(Data items)

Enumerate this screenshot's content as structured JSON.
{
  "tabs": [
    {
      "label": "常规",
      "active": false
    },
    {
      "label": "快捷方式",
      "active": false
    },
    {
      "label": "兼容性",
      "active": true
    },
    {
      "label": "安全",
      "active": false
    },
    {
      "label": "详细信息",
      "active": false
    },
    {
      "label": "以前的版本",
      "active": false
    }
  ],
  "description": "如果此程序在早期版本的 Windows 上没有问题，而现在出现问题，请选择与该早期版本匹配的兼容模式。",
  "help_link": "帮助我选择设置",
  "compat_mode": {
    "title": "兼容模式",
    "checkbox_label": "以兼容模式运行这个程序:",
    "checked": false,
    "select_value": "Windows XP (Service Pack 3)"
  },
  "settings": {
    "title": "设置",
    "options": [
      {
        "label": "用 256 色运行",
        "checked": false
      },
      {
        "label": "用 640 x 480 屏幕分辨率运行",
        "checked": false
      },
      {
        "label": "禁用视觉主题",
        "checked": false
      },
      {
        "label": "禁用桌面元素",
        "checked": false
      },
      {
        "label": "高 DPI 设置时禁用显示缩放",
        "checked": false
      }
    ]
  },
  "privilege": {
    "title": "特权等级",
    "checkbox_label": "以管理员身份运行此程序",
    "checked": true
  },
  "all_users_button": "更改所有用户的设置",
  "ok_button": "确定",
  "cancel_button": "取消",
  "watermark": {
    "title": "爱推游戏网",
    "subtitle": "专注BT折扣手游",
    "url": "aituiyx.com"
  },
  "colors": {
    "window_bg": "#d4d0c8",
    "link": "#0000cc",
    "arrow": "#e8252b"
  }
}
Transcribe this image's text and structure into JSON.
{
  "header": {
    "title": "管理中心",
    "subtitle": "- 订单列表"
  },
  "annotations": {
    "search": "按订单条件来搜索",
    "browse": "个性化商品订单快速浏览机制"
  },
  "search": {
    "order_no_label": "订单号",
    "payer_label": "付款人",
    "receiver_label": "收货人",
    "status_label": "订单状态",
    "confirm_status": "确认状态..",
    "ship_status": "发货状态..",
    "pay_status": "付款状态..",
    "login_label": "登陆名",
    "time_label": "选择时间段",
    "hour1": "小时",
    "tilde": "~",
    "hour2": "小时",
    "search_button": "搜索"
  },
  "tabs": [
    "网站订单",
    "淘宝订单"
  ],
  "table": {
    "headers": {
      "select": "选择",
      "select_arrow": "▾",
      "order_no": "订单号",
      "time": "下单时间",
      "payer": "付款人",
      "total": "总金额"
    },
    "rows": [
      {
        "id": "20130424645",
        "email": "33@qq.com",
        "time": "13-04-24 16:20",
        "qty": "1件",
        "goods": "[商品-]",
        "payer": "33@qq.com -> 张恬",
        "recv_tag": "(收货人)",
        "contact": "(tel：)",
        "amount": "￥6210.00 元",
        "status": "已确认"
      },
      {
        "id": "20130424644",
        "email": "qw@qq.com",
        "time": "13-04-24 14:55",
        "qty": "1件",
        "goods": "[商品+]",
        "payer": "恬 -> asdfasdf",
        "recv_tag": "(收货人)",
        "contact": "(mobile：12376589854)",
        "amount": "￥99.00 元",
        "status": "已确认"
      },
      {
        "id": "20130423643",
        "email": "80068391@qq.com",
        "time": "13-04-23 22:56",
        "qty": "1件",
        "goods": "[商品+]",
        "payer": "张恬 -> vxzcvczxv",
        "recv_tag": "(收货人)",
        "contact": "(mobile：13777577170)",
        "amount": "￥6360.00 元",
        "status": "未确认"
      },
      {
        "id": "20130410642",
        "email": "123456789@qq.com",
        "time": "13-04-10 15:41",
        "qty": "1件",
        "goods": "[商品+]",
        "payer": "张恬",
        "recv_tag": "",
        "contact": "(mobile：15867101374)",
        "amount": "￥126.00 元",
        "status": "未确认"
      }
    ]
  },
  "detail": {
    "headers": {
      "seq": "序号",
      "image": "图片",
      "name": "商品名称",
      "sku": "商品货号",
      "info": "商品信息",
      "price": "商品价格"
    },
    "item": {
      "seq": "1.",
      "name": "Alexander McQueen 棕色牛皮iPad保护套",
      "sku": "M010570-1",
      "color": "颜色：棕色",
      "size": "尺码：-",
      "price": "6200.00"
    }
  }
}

**Directions for this task**: Take every line containing the word "image" and copy it.

**Response to the task**:
Transcribe this image's text and structure into JSON.
      "image": "图片",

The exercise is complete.